__WHAT THE TASK ASKS__:
Would you pull out every line of the material that contains the string "type"?

[Figure dataset records]
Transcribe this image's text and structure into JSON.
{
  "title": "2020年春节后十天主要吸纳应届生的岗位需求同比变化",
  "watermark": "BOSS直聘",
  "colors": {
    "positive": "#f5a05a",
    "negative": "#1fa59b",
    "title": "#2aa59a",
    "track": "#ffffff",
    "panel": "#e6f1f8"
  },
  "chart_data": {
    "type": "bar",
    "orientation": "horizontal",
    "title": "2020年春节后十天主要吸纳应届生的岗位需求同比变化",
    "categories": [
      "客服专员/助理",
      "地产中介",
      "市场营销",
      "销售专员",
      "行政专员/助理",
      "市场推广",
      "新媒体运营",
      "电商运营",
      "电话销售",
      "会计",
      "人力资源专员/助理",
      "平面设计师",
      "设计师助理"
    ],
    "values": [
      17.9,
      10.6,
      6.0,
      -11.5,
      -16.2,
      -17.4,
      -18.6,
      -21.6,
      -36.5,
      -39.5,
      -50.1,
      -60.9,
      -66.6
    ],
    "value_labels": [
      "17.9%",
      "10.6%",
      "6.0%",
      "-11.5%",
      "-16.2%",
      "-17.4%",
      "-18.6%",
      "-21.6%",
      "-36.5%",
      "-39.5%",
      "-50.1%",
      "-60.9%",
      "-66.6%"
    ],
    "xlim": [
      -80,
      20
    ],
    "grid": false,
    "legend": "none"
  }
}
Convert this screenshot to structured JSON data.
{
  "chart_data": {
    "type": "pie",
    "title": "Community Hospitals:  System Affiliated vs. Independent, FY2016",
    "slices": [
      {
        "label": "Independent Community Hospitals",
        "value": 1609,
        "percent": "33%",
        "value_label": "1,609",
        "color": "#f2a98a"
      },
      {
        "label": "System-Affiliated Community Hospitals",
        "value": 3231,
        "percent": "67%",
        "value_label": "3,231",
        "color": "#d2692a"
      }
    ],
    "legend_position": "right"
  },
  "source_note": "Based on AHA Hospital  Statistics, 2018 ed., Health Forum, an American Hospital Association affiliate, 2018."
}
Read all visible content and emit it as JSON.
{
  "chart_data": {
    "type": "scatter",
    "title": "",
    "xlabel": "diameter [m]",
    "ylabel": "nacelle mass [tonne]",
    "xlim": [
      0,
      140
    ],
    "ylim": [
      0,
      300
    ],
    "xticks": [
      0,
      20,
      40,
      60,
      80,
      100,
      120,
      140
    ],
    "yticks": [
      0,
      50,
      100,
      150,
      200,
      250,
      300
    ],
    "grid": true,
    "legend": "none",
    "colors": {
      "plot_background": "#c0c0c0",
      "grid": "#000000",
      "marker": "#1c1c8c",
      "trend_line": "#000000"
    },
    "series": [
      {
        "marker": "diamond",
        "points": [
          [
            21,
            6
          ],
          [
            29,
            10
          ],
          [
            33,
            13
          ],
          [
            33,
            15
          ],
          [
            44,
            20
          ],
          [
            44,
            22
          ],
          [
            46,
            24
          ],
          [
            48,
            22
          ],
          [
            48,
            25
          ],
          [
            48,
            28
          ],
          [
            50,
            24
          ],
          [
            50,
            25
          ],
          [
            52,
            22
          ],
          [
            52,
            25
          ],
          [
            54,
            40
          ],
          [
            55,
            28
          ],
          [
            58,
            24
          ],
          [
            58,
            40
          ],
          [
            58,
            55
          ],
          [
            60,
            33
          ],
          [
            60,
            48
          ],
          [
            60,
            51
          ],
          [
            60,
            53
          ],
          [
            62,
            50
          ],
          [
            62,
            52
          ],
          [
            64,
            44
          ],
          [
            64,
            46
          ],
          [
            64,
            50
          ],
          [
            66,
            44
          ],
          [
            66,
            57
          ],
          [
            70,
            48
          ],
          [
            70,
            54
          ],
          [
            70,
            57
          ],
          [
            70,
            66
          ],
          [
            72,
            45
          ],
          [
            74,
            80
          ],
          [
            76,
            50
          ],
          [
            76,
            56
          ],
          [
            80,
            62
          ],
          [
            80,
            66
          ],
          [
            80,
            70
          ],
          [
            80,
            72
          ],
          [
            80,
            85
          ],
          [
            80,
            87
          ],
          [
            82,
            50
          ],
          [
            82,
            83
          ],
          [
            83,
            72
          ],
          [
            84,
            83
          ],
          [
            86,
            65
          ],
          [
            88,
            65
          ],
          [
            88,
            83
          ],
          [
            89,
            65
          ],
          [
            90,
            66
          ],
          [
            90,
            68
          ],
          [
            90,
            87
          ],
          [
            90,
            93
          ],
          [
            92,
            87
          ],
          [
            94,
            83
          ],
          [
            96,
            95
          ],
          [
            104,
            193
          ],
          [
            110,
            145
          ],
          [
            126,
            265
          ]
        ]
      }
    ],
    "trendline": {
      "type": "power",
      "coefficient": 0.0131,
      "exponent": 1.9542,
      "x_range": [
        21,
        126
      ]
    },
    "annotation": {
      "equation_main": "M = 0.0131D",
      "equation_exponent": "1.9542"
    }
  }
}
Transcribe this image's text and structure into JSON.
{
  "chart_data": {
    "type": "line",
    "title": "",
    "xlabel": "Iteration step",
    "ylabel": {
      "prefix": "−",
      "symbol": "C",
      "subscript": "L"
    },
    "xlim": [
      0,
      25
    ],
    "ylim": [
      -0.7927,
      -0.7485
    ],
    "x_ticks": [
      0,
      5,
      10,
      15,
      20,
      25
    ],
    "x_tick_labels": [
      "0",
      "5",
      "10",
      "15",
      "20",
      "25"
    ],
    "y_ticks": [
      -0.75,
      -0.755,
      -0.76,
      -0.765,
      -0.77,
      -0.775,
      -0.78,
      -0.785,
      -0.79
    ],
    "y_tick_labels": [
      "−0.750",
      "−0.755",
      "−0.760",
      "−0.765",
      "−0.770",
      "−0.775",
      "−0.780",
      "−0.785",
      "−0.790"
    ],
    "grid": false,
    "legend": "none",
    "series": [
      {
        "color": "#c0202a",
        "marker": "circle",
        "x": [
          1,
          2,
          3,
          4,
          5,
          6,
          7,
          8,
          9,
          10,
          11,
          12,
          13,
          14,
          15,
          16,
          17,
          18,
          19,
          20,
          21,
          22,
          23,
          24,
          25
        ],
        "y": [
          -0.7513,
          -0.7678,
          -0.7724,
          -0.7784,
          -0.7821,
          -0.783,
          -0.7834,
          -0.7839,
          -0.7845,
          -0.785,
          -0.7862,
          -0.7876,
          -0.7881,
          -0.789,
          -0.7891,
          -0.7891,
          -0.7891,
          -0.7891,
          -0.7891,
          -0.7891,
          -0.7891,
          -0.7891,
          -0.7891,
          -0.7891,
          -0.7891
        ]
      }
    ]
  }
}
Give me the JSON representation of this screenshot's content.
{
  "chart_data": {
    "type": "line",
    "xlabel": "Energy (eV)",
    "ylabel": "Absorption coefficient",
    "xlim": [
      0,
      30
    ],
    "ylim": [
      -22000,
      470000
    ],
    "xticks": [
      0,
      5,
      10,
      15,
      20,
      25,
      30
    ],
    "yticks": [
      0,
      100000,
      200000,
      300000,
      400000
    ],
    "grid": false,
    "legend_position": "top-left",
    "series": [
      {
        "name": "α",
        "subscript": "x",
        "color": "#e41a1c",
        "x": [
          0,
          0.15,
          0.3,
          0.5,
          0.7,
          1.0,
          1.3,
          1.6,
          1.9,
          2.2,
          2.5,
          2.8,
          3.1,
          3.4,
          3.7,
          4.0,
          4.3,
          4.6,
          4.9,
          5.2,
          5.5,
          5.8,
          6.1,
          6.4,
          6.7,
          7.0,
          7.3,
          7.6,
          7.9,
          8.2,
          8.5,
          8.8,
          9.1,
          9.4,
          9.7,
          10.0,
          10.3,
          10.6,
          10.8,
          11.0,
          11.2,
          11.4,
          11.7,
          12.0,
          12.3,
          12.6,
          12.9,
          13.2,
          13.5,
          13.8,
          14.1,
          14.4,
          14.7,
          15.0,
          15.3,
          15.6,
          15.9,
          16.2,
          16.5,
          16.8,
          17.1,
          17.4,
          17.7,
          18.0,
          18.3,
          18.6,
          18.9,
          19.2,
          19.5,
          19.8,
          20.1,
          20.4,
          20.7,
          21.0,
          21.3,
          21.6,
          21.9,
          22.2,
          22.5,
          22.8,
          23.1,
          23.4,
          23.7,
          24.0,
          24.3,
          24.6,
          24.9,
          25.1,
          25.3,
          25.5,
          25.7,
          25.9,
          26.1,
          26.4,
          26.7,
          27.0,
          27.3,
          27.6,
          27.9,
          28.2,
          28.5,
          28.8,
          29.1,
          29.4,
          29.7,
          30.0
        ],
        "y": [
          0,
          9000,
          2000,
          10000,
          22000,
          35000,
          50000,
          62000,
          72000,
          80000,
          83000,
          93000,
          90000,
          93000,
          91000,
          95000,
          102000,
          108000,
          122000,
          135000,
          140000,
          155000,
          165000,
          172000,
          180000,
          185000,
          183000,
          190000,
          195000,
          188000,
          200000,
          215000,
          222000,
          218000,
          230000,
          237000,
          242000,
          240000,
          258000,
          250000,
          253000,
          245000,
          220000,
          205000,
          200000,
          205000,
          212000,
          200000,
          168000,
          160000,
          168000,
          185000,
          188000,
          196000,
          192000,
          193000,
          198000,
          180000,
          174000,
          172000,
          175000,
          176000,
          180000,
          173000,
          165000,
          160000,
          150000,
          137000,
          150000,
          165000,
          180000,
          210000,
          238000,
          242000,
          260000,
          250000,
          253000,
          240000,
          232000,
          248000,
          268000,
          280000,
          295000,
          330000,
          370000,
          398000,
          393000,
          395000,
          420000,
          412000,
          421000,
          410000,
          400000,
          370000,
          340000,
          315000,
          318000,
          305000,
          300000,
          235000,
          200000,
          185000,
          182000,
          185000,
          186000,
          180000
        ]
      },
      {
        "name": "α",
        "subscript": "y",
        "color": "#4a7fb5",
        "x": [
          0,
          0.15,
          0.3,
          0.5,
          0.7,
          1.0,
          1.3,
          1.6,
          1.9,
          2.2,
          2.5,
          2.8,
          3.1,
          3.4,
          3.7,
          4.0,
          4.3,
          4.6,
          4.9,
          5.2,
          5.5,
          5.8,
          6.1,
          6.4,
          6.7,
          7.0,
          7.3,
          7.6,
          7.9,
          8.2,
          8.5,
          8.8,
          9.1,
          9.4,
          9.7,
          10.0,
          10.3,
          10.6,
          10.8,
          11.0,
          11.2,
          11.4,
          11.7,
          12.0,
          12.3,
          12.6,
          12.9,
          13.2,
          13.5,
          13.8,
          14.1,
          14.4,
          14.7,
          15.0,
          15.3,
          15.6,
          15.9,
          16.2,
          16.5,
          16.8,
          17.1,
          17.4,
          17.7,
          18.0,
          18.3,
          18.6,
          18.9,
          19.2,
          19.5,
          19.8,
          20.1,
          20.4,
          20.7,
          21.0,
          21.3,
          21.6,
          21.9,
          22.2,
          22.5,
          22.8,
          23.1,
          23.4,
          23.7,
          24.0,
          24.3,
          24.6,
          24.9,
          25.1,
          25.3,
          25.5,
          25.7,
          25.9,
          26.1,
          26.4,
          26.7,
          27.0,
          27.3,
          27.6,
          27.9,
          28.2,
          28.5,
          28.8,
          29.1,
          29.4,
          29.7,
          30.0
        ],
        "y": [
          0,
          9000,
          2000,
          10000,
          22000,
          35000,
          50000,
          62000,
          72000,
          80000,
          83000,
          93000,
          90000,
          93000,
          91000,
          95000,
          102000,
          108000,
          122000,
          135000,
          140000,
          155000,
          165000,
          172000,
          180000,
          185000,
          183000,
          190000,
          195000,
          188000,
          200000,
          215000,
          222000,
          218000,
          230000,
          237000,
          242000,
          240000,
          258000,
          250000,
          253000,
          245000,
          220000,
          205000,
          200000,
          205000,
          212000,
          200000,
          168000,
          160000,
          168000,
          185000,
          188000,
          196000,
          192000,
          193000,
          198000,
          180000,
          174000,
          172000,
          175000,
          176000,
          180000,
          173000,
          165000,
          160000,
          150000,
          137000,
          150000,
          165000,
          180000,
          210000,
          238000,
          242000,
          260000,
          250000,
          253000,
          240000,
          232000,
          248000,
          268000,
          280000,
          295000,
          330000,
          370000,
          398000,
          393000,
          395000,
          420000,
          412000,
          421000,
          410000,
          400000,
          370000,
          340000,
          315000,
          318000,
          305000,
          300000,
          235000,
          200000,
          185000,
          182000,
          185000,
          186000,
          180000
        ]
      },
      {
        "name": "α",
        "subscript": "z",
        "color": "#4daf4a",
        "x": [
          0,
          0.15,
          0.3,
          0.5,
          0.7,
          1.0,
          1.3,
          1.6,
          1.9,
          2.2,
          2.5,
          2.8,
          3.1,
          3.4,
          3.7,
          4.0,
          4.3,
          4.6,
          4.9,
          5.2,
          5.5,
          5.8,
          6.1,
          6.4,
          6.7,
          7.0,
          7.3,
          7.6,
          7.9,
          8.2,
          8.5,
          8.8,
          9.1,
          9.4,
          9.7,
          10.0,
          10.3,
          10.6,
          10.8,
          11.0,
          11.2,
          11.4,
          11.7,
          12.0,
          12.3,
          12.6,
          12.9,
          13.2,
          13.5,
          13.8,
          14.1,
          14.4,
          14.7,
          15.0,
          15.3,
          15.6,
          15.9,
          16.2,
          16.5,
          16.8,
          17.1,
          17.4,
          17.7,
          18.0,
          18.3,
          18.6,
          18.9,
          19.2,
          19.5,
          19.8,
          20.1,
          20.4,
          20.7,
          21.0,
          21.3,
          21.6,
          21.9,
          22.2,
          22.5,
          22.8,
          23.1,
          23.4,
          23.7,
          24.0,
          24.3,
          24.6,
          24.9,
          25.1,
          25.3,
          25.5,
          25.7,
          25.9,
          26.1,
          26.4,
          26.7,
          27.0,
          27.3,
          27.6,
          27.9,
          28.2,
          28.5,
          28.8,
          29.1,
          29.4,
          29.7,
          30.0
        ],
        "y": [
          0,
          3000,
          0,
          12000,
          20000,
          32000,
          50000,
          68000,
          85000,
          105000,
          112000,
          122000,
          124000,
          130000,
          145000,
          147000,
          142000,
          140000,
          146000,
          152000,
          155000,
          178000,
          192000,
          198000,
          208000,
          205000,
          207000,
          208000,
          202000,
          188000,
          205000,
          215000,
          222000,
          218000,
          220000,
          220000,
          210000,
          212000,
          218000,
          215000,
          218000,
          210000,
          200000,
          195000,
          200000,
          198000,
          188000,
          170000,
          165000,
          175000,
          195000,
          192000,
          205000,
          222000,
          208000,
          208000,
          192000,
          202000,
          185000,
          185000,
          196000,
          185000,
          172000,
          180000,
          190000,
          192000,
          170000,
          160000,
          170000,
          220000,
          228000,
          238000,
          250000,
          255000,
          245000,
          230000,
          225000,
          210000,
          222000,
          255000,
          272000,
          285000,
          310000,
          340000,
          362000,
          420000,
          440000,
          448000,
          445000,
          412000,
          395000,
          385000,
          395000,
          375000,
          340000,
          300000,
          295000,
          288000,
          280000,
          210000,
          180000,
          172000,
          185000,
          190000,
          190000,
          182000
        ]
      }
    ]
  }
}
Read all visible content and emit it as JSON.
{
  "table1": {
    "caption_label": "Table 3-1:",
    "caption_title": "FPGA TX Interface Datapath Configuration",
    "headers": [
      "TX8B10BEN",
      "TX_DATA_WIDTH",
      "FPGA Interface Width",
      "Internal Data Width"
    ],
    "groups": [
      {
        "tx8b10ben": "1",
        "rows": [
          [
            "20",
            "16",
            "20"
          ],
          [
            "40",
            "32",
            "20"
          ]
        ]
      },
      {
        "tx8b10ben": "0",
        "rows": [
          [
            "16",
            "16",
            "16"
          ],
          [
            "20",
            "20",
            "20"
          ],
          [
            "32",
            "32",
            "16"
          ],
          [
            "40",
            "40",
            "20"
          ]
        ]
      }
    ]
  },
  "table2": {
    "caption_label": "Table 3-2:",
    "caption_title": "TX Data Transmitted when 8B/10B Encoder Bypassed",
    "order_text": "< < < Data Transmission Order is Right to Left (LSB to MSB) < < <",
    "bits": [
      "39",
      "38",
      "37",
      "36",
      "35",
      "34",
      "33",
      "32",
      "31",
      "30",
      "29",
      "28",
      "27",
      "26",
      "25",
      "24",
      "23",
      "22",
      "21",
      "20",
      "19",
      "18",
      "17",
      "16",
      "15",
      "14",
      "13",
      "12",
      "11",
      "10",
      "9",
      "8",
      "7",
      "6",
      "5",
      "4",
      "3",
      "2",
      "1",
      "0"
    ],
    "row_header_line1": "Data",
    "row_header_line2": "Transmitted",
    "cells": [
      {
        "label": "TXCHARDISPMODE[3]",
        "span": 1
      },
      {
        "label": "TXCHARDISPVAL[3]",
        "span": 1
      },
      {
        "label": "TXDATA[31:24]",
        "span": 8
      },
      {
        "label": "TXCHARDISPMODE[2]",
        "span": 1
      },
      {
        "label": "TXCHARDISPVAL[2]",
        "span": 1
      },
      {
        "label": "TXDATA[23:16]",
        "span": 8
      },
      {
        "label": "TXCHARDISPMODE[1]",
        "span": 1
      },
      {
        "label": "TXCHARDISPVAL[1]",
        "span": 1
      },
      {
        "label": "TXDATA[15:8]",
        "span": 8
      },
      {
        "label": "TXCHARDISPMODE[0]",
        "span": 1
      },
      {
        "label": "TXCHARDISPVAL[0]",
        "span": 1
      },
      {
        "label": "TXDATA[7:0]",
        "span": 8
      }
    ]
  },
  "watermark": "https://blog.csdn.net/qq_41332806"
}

__EXERCISE RESPONSE__:
    "type": "bar",
    "type": "pie",
    "type": "scatter",
      "type": "power",
    "type": "line",
    "type": "line",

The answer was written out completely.